→ **Excerpted data**:
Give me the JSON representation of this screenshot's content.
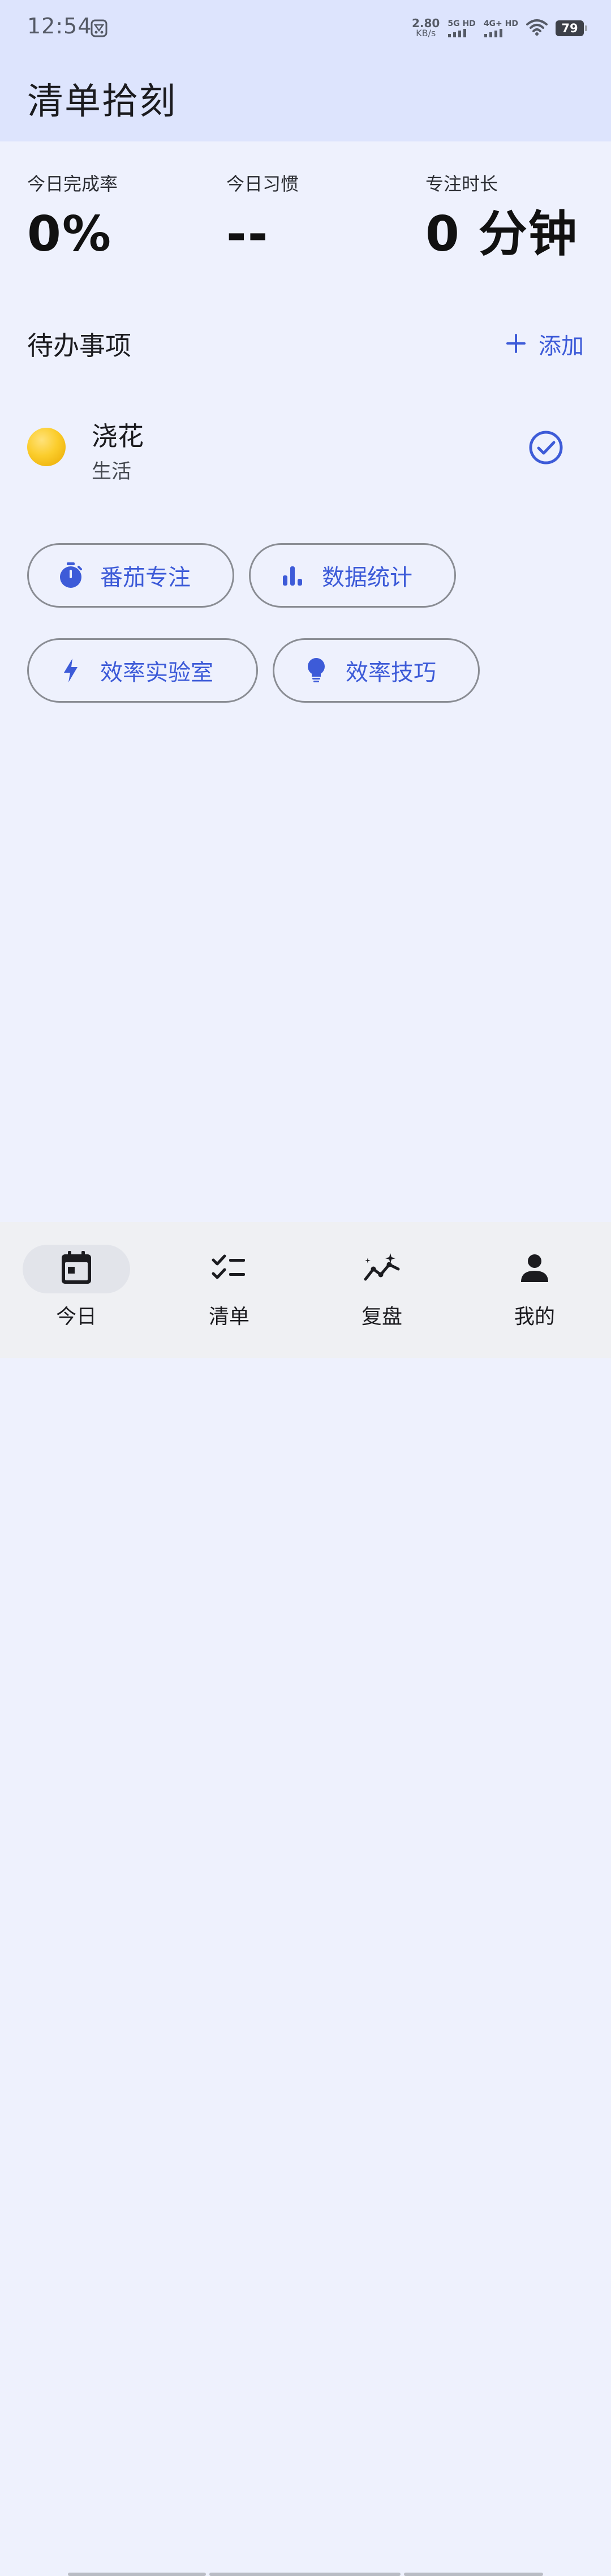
{
  "status_bar": {
    "time": "12:54",
    "net_speed_value": "2.80",
    "net_speed_unit": "KB/s",
    "sim1_label": "5G HD",
    "sim2_label": "4G+ HD",
    "battery": "79",
    "icons": [
      "notification-app-icon",
      "wifi-icon",
      "battery-icon"
    ]
  },
  "app": {
    "title": "清单拾刻"
  },
  "stats": [
    {
      "label": "今日完成率",
      "value": "0%"
    },
    {
      "label": "今日习惯",
      "value": "--"
    },
    {
      "label": "专注时长",
      "value": "0 分钟"
    }
  ],
  "todo": {
    "title": "待办事项",
    "add_label": "添加",
    "add_icon": "plus-icon",
    "tasks": [
      {
        "name": "浇花",
        "category": "生活",
        "dot_color": "#f7c623",
        "check_icon": "check-circle-icon"
      }
    ]
  },
  "actions": [
    {
      "label": "番茄专注",
      "icon": "stopwatch-icon"
    },
    {
      "label": "数据统计",
      "icon": "bar-chart-icon"
    },
    {
      "label": "效率实验室",
      "icon": "lightning-icon"
    },
    {
      "label": "效率技巧",
      "icon": "lightbulb-icon"
    }
  ],
  "bottom_nav": {
    "items": [
      {
        "label": "今日",
        "icon": "calendar-icon",
        "active": true
      },
      {
        "label": "清单",
        "icon": "checklist-icon",
        "active": false
      },
      {
        "label": "复盘",
        "icon": "trend-sparkle-icon",
        "active": false
      },
      {
        "label": "我的",
        "icon": "person-icon",
        "active": false
      }
    ]
  },
  "colors": {
    "accent": "#3d5bd8",
    "header_bg": "#dde4fd",
    "page_bg": "#eef1fd",
    "nav_bg": "#eff0f3"
  }
}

→ **What you should do**:
Your task is to reproduce all of the material exactly. The pictures stay out.

→ **Solution**:
Give me the JSON representation of this screenshot's content.
{
  "status_bar": {
    "time": "12:54",
    "net_speed_value": "2.80",
    "net_speed_unit": "KB/s",
    "sim1_label": "5G HD",
    "sim2_label": "4G+ HD",
    "battery": "79",
    "icons": [
      "notification-app-icon",
      "wifi-icon",
      "battery-icon"
    ]
  },
  "app": {
    "title": "清单拾刻"
  },
  "stats": [
    {
      "label": "今日完成率",
      "value": "0%"
    },
    {
      "label": "今日习惯",
      "value": "--"
    },
    {
      "label": "专注时长",
      "value": "0 分钟"
    }
  ],
  "todo": {
    "title": "待办事项",
    "add_label": "添加",
    "add_icon": "plus-icon",
    "tasks": [
      {
        "name": "浇花",
        "category": "生活",
        "dot_color": "#f7c623",
        "check_icon": "check-circle-icon"
      }
    ]
  },
  "actions": [
    {
      "label": "番茄专注",
      "icon": "stopwatch-icon"
    },
    {
      "label": "数据统计",
      "icon": "bar-chart-icon"
    },
    {
      "label": "效率实验室",
      "icon": "lightning-icon"
    },
    {
      "label": "效率技巧",
      "icon": "lightbulb-icon"
    }
  ],
  "bottom_nav": {
    "items": [
      {
        "label": "今日",
        "icon": "calendar-icon",
        "active": true
      },
      {
        "label": "清单",
        "icon": "checklist-icon",
        "active": false
      },
      {
        "label": "复盘",
        "icon": "trend-sparkle-icon",
        "active": false
      },
      {
        "label": "我的",
        "icon": "person-icon",
        "active": false
      }
    ]
  },
  "colors": {
    "accent": "#3d5bd8",
    "header_bg": "#dde4fd",
    "page_bg": "#eef1fd",
    "nav_bg": "#eff0f3"
  }
}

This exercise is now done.